#### OBJECTIVE
Reproduce the records from the beginning through the line containing "nav-items-list: Zoom Pro", changing "kebab-icon" to "more-options-icon" and leaving everything else as it stands.
* Begin *
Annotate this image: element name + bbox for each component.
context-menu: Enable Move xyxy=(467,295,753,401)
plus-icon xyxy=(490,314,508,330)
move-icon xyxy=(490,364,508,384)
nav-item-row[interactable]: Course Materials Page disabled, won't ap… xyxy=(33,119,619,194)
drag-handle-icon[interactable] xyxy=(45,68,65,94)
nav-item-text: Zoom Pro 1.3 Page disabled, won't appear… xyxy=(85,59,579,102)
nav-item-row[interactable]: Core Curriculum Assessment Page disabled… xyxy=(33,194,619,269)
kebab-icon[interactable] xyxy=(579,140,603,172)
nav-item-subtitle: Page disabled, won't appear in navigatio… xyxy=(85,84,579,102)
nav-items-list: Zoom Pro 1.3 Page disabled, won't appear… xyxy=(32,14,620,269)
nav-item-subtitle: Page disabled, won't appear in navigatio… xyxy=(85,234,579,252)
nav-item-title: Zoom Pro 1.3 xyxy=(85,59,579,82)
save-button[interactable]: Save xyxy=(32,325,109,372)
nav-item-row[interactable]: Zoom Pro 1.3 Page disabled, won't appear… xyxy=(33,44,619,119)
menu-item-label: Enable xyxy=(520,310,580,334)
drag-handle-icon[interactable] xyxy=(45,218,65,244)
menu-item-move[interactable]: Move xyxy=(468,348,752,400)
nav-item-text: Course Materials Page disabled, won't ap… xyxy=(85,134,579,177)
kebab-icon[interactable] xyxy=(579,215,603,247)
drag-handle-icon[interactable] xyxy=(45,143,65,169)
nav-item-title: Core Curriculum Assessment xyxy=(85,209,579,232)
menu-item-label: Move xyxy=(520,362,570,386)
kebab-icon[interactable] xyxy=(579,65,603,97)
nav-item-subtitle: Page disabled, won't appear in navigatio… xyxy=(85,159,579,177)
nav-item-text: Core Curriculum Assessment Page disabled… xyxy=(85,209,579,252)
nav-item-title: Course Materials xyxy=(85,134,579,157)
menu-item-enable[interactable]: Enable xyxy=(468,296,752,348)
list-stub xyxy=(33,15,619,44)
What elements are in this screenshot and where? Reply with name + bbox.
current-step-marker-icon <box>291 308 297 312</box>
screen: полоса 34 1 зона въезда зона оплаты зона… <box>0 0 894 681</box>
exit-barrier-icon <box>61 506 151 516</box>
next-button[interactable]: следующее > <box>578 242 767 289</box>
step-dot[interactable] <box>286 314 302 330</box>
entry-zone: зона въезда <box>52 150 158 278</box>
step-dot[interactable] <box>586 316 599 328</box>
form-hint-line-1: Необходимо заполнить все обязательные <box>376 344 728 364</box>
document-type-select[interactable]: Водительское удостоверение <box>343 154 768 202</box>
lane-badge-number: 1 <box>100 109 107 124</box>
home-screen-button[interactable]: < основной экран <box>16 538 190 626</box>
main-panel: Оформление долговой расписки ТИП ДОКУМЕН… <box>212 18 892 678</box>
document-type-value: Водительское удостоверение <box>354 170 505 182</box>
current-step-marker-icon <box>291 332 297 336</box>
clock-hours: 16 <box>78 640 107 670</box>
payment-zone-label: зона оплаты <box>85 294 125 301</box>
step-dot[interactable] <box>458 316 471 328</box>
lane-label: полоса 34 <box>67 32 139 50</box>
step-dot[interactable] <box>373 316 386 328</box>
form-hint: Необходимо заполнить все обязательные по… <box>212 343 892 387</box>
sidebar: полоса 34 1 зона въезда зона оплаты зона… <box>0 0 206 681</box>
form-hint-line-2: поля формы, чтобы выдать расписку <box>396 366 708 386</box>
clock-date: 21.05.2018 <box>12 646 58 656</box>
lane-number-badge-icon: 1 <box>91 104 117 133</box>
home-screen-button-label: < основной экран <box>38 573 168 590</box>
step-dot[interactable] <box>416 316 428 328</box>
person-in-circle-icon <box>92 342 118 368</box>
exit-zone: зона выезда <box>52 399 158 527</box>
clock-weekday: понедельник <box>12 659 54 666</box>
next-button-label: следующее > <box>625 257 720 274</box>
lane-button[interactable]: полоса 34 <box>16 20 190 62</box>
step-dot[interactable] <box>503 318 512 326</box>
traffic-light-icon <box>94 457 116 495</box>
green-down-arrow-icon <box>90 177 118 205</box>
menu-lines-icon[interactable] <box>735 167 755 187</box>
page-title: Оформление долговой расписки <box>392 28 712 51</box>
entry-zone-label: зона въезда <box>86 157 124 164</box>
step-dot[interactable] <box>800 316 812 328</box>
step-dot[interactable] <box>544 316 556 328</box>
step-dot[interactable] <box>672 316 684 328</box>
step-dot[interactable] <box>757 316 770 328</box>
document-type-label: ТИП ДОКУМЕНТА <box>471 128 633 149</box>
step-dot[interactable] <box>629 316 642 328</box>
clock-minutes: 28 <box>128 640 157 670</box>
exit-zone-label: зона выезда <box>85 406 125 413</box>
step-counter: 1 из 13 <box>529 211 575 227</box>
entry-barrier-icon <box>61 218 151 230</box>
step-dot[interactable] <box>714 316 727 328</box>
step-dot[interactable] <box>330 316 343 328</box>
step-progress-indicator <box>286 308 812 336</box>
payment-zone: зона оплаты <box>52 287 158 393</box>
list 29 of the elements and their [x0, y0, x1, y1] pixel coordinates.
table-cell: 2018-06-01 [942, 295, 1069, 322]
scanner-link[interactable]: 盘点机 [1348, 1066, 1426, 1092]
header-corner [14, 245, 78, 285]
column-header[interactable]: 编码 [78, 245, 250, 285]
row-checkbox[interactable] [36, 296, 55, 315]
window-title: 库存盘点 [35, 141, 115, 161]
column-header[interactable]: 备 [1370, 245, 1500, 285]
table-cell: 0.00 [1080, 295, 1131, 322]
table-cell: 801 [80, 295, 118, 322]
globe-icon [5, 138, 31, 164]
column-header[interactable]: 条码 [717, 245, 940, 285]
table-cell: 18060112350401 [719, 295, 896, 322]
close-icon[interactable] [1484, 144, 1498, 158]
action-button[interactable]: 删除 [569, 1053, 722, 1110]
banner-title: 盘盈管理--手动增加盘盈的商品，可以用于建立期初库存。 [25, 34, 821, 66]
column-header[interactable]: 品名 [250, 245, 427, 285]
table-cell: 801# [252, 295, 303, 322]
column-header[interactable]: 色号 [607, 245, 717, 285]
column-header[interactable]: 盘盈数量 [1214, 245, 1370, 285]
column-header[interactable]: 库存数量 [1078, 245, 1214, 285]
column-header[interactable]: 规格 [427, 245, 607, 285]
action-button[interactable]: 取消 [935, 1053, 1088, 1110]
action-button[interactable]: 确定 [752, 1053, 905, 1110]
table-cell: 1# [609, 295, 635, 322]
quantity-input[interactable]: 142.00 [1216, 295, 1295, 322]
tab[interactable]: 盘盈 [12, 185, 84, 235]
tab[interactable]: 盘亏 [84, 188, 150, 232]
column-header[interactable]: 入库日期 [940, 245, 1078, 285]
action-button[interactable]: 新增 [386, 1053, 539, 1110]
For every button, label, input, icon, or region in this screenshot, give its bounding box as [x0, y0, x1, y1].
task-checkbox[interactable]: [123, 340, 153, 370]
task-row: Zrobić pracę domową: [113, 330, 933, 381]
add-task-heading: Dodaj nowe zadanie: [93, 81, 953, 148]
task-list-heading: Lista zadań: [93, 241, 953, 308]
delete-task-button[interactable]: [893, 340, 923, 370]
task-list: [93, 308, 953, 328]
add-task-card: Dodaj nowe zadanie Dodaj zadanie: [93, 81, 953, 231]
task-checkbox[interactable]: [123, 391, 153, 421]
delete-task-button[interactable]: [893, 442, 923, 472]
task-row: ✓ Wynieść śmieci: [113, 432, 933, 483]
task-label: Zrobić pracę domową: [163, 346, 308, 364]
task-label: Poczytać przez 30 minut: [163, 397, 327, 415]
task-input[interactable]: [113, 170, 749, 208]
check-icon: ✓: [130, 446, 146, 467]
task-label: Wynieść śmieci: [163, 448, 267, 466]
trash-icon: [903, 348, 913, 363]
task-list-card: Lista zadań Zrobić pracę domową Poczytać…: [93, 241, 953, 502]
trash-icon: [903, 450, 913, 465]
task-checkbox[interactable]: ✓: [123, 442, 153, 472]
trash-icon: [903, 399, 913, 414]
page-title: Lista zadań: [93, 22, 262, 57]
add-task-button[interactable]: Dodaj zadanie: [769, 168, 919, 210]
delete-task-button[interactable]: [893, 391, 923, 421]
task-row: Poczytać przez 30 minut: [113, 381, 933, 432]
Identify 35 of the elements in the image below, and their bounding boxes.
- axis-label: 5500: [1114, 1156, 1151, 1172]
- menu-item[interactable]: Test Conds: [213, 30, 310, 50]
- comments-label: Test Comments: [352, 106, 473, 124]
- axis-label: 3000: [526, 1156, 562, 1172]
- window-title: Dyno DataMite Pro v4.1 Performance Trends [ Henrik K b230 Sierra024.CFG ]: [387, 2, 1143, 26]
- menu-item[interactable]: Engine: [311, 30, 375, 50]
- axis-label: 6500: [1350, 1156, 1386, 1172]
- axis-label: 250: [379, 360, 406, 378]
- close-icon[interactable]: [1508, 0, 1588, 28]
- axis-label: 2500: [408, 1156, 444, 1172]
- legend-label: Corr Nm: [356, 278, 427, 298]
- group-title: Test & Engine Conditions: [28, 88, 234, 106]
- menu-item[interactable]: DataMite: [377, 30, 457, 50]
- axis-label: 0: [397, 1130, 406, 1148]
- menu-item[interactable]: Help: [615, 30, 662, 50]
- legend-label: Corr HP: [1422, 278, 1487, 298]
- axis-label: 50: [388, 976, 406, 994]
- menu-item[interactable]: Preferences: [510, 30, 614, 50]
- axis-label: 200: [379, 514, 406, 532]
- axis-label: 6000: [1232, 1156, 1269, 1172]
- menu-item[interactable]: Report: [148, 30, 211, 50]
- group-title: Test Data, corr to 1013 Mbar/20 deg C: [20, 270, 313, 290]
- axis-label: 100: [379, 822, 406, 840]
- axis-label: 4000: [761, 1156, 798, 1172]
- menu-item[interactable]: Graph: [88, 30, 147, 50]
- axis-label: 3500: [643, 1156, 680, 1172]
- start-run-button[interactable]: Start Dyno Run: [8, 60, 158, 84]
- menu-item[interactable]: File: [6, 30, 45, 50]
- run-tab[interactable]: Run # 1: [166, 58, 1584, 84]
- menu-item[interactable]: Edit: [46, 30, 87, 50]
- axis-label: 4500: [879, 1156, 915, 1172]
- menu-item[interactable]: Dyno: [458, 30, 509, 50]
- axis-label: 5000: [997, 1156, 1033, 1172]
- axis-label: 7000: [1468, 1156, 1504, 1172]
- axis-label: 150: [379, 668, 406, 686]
* End *
#### ANSWER TO THIS PROBLEM
Annotate this image: element name + bbox for each component.
context-menu: Enable Move xyxy=(467,295,753,401)
plus-icon xyxy=(490,314,508,330)
move-icon xyxy=(490,364,508,384)
nav-item-row[interactable]: Course Materials Page disabled, won't ap… xyxy=(33,119,619,194)
drag-handle-icon[interactable] xyxy=(45,68,65,94)
nav-item-text: Zoom Pro 1.3 Page disabled, won't appear… xyxy=(85,59,579,102)
nav-item-row[interactable]: Core Curriculum Assessment Page disabled… xyxy=(33,194,619,269)
more-options-icon[interactable] xyxy=(579,140,603,172)
nav-item-subtitle: Page disabled, won't appear in navigatio… xyxy=(85,84,579,102)
nav-items-list: Zoom Pro 1.3 Page disabled, won't appear… xyxy=(32,14,620,269)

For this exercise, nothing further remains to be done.